## BEGIN DATA TO PROCESS

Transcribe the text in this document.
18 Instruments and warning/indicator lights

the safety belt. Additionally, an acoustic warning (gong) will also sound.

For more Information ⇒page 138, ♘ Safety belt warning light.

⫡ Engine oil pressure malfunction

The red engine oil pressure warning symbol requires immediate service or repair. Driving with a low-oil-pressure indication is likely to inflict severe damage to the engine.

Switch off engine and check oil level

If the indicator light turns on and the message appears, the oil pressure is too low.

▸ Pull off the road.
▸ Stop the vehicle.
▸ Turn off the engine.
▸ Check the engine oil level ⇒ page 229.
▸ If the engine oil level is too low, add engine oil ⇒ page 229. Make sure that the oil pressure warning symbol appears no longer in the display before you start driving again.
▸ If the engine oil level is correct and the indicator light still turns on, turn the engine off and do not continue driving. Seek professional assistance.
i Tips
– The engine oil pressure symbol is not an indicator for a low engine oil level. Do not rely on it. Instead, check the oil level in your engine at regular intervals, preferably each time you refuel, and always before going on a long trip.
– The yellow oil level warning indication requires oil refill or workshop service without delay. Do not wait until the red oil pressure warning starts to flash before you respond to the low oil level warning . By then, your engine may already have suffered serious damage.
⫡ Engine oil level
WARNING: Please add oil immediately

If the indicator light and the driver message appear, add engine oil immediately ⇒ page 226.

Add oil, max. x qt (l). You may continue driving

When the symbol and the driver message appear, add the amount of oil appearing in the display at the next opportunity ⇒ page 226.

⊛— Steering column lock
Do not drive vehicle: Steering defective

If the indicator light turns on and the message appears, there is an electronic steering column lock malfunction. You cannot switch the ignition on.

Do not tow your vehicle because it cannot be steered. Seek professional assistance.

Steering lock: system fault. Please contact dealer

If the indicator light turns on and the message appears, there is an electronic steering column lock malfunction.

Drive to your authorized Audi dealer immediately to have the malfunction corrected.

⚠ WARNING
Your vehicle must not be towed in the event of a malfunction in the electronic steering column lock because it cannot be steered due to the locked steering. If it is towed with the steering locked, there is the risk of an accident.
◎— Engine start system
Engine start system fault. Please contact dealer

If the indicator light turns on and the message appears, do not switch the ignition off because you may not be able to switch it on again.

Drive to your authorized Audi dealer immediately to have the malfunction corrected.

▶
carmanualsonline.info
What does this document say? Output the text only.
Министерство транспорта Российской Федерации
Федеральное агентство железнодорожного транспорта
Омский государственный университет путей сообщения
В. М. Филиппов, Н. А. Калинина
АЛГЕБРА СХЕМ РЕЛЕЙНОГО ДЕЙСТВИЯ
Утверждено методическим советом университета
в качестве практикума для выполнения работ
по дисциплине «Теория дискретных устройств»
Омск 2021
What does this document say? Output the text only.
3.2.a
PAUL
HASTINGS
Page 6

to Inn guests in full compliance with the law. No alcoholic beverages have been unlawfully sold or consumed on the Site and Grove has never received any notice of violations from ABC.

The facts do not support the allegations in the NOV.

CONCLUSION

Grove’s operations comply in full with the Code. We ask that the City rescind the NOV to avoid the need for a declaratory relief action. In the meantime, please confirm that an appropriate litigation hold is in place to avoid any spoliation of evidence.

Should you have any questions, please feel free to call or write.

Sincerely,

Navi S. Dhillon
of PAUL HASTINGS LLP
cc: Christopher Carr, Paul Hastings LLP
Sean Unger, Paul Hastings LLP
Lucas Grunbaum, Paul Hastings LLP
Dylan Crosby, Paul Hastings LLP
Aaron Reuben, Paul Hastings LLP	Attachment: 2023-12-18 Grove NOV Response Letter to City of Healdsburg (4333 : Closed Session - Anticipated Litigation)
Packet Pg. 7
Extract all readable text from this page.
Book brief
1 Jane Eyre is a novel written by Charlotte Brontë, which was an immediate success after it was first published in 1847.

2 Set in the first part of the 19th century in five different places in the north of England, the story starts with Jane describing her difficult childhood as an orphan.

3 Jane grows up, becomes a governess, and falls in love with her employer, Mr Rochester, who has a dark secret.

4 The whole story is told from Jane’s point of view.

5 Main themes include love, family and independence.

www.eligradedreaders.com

## END DATA TO PROCESS

→ **EXERCISE DIRECTIONS**:
Restate the listing in full, word for word.

→ **RESPONSE FOR THIS EXERCISE**:
Transcribe the text in this document.
18 Instruments and warning/indicator lights

the safety belt. Additionally, an acoustic warning (gong) will also sound.

For more Information ⇒page 138, ♘ Safety belt warning light.

⫡ Engine oil pressure malfunction

The red engine oil pressure warning symbol requires immediate service or repair. Driving with a low-oil-pressure indication is likely to inflict severe damage to the engine.

Switch off engine and check oil level

If the indicator light turns on and the message appears, the oil pressure is too low.

▸ Pull off the road.
▸ Stop the vehicle.
▸ Turn off the engine.
▸ Check the engine oil level ⇒ page 229.
▸ If the engine oil level is too low, add engine oil ⇒ page 229. Make sure that the oil pressure warning symbol appears no longer in the display before you start driving again.
▸ If the engine oil level is correct and the indicator light still turns on, turn the engine off and do not continue driving. Seek professional assistance.
i Tips
– The engine oil pressure symbol is not an indicator for a low engine oil level. Do not rely on it. Instead, check the oil level in your engine at regular intervals, preferably each time you refuel, and always before going on a long trip.
– The yellow oil level warning indication requires oil refill or workshop service without delay. Do not wait until the red oil pressure warning starts to flash before you respond to the low oil level warning . By then, your engine may already have suffered serious damage.
⫡ Engine oil level
WARNING: Please add oil immediately

If the indicator light and the driver message appear, add engine oil immediately ⇒ page 226.

Add oil, max. x qt (l). You may continue driving

When the symbol and the driver message appear, add the amount of oil appearing in the display at the next opportunity ⇒ page 226.

⊛— Steering column lock
Do not drive vehicle: Steering defective

If the indicator light turns on and the message appears, there is an electronic steering column lock malfunction. You cannot switch the ignition on.

Do not tow your vehicle because it cannot be steered. Seek professional assistance.

Steering lock: system fault. Please contact dealer

If the indicator light turns on and the message appears, there is an electronic steering column lock malfunction.

Drive to your authorized Audi dealer immediately to have the malfunction corrected.

⚠ WARNING
Your vehicle must not be towed in the event of a malfunction in the electronic steering column lock because it cannot be steered due to the locked steering. If it is towed with the steering locked, there is the risk of an accident.
◎— Engine start system
Engine start system fault. Please contact dealer

If the indicator light turns on and the message appears, do not switch the ignition off because you may not be able to switch it on again.

Drive to your authorized Audi dealer immediately to have the malfunction corrected.

▶
carmanualsonline.info
What does this document say? Output the text only.
Министерство транспорта Российской Федерации
Федеральное агентство железнодорожного транспорта
Омский государственный университет путей сообщения
В. М. Филиппов, Н. А. Калинина
АЛГЕБРА СХЕМ РЕЛЕЙНОГО ДЕЙСТВИЯ
Утверждено методическим советом университета
в качестве практикума для выполнения работ
по дисциплине «Теория дискретных устройств»
Омск 2021
What does this document say? Output the text only.
3.2.a
PAUL
HASTINGS
Page 6

to Inn guests in full compliance with the law. No alcoholic beverages have been unlawfully sold or consumed on the Site and Grove has never received any notice of violations from ABC.

The facts do not support the allegations in the NOV.

CONCLUSION

Grove’s operations comply in full with the Code. We ask that the City rescind the NOV to avoid the need for a declaratory relief action. In the meantime, please confirm that an appropriate litigation hold is in place to avoid any spoliation of evidence.

Should you have any questions, please feel free to call or write.

Sincerely,

Navi S. Dhillon
of PAUL HASTINGS LLP
cc: Christopher Carr, Paul Hastings LLP
Sean Unger, Paul Hastings LLP
Lucas Grunbaum, Paul Hastings LLP
Dylan Crosby, Paul Hastings LLP
Aaron Reuben, Paul Hastings LLP	Attachment: 2023-12-18 Grove NOV Response Letter to City of Healdsburg (4333 : Closed Session - Anticipated Litigation)
Packet Pg. 7
Extract all readable text from this page.
Book brief
1 Jane Eyre is a novel written by Charlotte Brontë, which was an immediate success after it was first published in 1847.

2 Set in the first part of the 19th century in five different places in the north of England, the story starts with Jane describing her difficult childhood as an orphan.

3 Jane grows up, becomes a governess, and falls in love with her employer, Mr Rochester, who has a dark secret.

4 The whole story is told from Jane’s point of view.

5 Main themes include love, family and independence.

www.eligradedreaders.com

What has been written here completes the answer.